Locate every line in the records below that contains the word "structure", and copy each one.

*Data provided:*
+===+

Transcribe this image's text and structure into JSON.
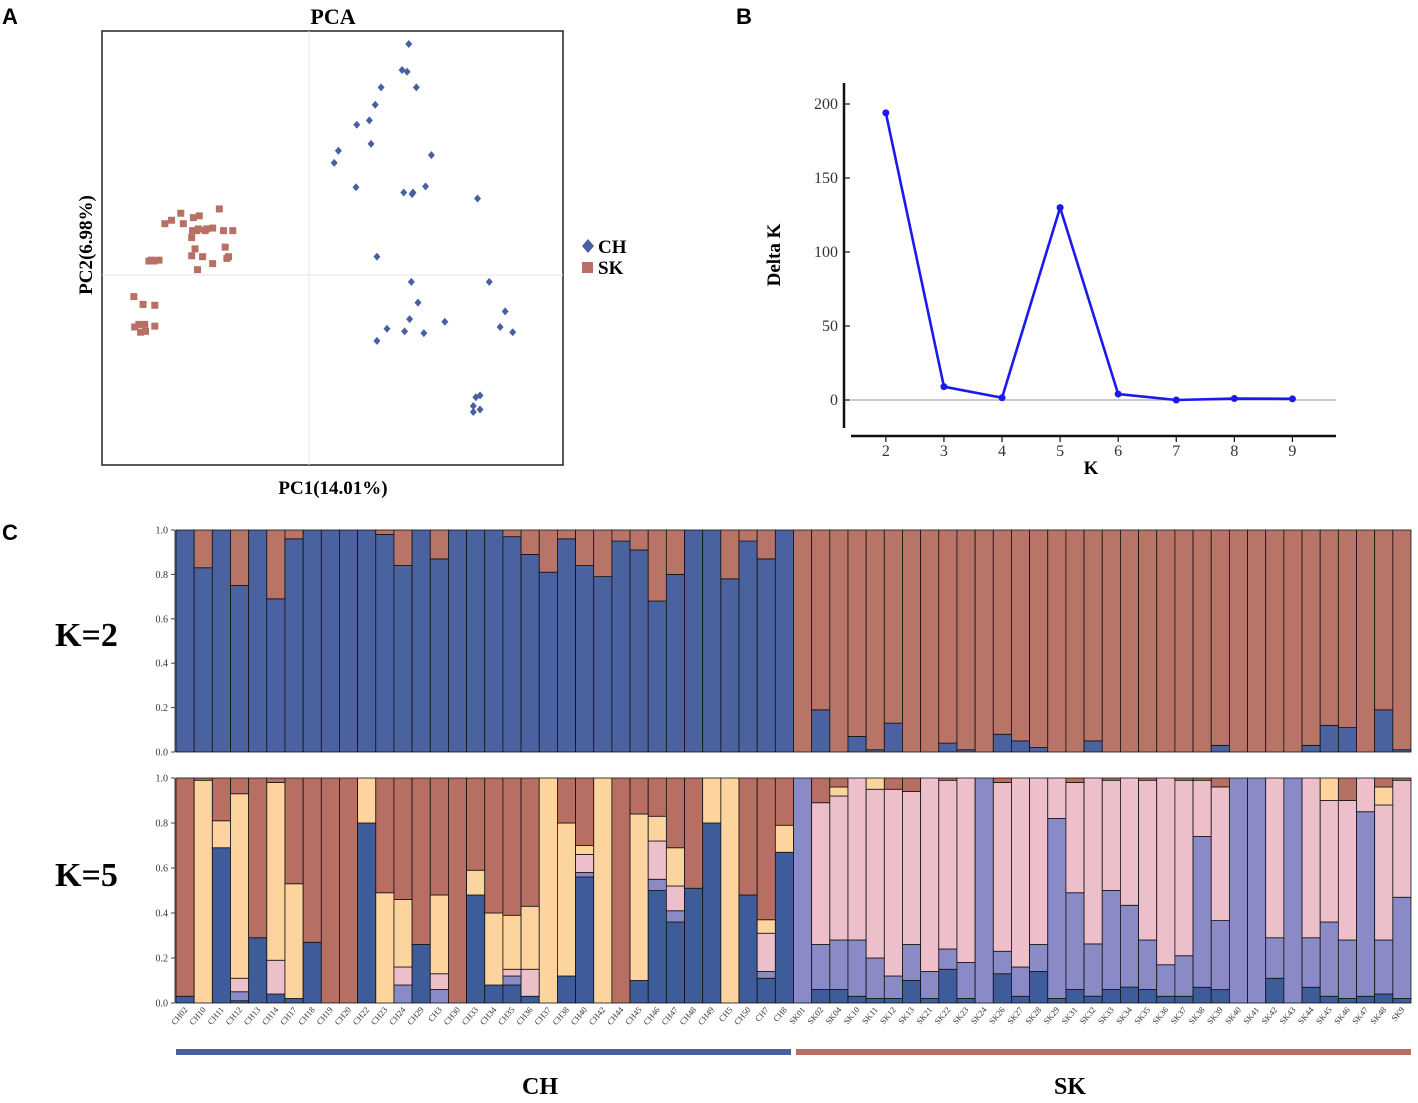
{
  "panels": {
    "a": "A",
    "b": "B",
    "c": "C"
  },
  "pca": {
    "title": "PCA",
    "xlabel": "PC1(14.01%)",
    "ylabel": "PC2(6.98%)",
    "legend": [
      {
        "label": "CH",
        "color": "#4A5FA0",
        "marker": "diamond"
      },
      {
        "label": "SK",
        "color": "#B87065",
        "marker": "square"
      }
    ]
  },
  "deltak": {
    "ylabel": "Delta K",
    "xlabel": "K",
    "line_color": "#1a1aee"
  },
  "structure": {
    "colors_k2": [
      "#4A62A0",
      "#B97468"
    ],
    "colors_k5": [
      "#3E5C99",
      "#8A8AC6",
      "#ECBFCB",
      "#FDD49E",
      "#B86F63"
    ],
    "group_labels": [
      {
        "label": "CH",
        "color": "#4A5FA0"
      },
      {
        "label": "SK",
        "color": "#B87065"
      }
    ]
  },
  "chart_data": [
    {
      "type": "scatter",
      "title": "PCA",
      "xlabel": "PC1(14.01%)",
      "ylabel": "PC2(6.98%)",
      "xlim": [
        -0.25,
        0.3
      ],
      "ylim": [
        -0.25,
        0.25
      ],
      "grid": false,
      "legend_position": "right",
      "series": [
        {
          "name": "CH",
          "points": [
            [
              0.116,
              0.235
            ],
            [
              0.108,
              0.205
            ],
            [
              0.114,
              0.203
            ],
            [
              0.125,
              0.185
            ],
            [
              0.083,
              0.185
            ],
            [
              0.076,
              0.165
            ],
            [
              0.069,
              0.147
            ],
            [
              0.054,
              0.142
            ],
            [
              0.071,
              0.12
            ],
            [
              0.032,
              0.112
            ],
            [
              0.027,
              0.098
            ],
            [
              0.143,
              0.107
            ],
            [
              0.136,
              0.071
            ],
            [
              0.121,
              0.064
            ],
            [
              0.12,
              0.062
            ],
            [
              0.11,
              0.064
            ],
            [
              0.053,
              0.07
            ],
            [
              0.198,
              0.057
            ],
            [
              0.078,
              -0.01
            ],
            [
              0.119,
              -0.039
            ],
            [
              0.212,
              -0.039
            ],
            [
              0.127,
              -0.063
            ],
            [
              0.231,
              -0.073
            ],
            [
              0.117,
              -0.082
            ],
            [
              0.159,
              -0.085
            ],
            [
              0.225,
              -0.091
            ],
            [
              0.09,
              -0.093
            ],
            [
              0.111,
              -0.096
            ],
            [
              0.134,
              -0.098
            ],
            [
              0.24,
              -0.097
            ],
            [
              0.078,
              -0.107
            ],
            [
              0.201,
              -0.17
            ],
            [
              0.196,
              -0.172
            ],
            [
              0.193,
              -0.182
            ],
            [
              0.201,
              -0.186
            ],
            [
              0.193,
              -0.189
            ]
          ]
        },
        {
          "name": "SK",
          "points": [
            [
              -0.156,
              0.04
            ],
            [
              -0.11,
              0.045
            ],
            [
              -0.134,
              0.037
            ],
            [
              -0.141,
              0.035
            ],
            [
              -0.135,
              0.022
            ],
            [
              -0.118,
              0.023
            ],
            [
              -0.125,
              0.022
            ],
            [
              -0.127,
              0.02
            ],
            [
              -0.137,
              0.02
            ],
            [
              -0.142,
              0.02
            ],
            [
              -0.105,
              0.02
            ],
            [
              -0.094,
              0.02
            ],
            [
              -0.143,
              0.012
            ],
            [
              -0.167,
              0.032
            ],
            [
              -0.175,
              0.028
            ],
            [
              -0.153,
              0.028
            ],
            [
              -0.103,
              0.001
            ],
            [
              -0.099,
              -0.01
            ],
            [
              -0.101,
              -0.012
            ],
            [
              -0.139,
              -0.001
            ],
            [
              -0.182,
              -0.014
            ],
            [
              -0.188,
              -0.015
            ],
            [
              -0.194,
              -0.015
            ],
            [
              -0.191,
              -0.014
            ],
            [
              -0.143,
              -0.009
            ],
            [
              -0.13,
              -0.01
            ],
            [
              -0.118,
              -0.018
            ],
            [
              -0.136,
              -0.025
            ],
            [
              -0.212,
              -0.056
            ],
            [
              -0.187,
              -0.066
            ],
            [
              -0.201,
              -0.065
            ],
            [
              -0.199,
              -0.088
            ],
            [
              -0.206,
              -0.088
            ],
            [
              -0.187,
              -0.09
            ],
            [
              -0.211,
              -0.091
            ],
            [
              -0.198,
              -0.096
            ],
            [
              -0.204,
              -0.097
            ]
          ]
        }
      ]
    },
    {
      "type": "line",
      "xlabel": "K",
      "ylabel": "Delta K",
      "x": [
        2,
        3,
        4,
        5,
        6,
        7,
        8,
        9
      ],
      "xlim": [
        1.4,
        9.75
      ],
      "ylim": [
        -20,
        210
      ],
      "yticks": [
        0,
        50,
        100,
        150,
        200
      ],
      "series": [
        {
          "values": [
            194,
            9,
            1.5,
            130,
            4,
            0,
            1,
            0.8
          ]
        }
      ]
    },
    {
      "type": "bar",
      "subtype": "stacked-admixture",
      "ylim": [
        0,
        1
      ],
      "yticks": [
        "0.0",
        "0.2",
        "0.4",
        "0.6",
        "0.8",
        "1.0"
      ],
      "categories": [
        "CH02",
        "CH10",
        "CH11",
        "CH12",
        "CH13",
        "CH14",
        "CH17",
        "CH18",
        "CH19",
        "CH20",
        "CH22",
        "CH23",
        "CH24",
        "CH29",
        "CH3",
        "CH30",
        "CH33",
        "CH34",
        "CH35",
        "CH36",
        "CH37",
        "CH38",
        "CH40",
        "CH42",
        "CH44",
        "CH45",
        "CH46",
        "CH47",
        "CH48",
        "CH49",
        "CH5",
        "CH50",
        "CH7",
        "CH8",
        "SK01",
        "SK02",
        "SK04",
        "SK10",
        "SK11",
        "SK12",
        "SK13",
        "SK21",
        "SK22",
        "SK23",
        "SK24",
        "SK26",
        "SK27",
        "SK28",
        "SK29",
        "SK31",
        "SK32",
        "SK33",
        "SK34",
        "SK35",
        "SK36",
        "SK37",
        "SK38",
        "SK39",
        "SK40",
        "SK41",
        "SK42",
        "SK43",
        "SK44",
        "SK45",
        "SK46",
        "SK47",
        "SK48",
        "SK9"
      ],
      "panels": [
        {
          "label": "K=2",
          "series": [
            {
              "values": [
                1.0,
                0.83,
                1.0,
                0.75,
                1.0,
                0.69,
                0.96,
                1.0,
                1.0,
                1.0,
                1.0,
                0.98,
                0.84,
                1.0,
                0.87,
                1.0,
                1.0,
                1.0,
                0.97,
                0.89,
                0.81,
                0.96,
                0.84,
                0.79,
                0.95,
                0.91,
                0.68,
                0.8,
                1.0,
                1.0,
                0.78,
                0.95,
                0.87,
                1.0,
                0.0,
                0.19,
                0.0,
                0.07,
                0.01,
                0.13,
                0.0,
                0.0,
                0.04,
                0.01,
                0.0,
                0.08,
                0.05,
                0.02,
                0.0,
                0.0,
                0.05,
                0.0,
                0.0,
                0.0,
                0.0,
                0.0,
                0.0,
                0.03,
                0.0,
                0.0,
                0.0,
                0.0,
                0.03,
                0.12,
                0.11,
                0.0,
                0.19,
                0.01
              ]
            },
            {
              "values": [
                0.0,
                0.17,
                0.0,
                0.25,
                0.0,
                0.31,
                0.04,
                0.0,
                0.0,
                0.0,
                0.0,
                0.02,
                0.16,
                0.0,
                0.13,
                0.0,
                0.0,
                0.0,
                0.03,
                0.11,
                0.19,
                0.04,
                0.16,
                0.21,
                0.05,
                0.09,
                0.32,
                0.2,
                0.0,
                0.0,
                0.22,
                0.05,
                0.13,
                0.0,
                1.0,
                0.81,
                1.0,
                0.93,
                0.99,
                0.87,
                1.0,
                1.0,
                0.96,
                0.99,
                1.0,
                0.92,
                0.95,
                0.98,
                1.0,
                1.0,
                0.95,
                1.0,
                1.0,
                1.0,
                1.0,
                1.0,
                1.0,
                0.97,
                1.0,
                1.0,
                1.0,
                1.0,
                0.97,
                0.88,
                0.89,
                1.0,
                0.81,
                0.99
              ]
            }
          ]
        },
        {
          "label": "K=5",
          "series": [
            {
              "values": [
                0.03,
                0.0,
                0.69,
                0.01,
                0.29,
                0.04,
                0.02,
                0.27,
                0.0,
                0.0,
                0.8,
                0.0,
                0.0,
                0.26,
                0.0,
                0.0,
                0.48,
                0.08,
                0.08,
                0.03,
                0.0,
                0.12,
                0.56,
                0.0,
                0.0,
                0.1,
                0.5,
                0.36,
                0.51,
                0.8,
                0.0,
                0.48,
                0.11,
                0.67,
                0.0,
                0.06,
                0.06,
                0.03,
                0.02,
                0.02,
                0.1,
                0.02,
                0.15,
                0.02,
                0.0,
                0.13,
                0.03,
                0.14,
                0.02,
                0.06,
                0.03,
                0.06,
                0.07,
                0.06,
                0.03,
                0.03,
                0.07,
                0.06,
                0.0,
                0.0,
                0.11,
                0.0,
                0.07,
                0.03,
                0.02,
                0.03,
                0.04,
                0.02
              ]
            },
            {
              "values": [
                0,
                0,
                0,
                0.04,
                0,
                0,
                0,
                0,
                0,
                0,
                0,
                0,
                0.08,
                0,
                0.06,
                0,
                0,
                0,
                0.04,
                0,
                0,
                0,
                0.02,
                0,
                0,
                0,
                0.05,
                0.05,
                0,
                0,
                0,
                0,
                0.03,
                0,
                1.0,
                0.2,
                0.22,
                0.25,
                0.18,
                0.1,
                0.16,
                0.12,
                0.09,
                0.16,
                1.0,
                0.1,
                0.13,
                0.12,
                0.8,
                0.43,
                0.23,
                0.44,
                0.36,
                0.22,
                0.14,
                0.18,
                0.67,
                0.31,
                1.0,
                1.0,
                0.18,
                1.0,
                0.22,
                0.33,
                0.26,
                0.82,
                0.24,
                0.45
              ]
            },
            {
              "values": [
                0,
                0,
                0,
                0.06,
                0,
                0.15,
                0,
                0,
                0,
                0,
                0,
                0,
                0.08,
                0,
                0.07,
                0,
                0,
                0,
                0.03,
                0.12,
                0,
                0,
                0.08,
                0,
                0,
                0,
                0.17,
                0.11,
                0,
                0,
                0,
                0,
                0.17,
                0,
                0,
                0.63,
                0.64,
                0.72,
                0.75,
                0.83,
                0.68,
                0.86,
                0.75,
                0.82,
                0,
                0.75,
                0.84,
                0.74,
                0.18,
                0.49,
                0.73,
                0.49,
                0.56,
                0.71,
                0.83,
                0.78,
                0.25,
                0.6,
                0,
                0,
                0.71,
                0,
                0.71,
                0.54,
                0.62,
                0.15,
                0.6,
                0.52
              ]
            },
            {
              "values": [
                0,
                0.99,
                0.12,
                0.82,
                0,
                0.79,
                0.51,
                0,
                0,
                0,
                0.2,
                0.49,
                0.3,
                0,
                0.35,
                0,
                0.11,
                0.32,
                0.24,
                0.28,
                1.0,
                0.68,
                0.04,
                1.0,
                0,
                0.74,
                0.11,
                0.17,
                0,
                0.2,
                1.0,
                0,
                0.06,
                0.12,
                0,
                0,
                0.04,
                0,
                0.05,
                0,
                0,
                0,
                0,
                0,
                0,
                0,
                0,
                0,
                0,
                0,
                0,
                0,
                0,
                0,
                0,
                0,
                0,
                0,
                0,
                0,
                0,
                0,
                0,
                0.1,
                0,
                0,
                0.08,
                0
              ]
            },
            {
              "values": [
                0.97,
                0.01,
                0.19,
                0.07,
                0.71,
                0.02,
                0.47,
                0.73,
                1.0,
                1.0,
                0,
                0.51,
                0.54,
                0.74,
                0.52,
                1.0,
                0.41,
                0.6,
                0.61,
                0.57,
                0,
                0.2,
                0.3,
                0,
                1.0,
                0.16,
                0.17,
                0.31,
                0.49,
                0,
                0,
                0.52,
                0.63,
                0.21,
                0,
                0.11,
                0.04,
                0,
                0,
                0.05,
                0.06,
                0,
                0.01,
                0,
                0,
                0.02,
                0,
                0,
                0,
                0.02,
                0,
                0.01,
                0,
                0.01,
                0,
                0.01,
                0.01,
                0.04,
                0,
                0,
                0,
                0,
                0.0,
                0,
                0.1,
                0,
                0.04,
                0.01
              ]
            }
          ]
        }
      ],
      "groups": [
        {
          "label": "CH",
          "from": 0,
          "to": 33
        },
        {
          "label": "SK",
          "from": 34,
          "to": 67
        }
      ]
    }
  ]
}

+===+

*Answer to the exercise:*
Transcribe this image's text and structure into JSON.
  "structure": {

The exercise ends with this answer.